Exercise description - Give every line of the material again, exactly as written.

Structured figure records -

>>>

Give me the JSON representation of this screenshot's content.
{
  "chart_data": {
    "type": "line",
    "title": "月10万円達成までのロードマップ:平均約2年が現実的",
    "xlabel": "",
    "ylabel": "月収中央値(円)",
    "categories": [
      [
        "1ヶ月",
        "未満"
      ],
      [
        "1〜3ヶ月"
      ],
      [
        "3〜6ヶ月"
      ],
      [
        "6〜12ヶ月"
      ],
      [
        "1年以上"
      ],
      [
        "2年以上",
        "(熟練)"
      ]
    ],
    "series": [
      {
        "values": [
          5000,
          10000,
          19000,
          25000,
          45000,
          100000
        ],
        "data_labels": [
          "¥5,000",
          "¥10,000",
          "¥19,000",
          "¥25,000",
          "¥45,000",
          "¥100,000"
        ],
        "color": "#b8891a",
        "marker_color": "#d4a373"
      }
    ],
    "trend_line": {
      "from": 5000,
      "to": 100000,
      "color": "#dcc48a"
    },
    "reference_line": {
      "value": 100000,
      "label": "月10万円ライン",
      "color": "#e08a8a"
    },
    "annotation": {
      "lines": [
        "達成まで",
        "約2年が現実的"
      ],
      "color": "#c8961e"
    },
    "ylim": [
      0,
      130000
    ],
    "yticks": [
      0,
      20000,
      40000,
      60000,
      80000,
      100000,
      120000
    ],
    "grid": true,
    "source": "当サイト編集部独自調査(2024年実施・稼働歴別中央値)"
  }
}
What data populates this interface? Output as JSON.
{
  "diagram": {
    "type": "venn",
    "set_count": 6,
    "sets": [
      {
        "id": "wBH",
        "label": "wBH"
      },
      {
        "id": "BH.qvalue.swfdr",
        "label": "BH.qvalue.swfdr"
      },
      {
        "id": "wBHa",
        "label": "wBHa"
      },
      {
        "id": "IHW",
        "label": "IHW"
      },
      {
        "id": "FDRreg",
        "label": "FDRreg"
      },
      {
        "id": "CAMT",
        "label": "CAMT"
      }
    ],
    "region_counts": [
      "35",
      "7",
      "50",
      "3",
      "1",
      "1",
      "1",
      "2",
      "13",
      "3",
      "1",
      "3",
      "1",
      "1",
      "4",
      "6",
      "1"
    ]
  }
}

<<<

Written answer -
Give me the JSON representation of this screenshot's content.
{
  "chart_data": {
    "type": "line",
    "title": "月10万円達成までのロードマップ:平均約2年が現実的",
    "xlabel": "",
    "ylabel": "月収中央値(円)",
    "categories": [
      [
        "1ヶ月",
        "未満"
      ],
      [
        "1〜3ヶ月"
      ],
      [
        "3〜6ヶ月"
      ],
      [
        "6〜12ヶ月"
      ],
      [
        "1年以上"
      ],
      [
        "2年以上",
        "(熟練)"
      ]
    ],
    "series": [
      {
        "values": [
          5000,
          10000,
          19000,
          25000,
          45000,
          100000
        ],
        "data_labels": [
          "¥5,000",
          "¥10,000",
          "¥19,000",
          "¥25,000",
          "¥45,000",
          "¥100,000"
        ],
        "color": "#b8891a",
        "marker_color": "#d4a373"
      }
    ],
    "trend_line": {
      "from": 5000,
      "to": 100000,
      "color": "#dcc48a"
    },
    "reference_line": {
      "value": 100000,
      "label": "月10万円ライン",
      "color": "#e08a8a"
    },
    "annotation": {
      "lines": [
        "達成まで",
        "約2年が現実的"
      ],
      "color": "#c8961e"
    },
    "ylim": [
      0,
      130000
    ],
    "yticks": [
      0,
      20000,
      40000,
      60000,
      80000,
      100000,
      120000
    ],
    "grid": true,
    "source": "当サイト編集部独自調査(2024年実施・稼働歴別中央値)"
  }
}
What data populates this interface? Output as JSON.
{
  "diagram": {
    "type": "venn",
    "set_count": 6,
    "sets": [
      {
        "id": "wBH",
        "label": "wBH"
      },
      {
        "id": "BH.qvalue.swfdr",
        "label": "BH.qvalue.swfdr"
      },
      {
        "id": "wBHa",
        "label": "wBHa"
      },
      {
        "id": "IHW",
        "label": "IHW"
      },
      {
        "id": "FDRreg",
        "label": "FDRreg"
      },
      {
        "id": "CAMT",
        "label": "CAMT"
      }
    ],
    "region_counts": [
      "35",
      "7",
      "50",
      "3",
      "1",
      "1",
      "1",
      "2",
      "13",
      "3",
      "1",
      "3",
      "1",
      "1",
      "4",
      "6",
      "1"
    ]
  }
}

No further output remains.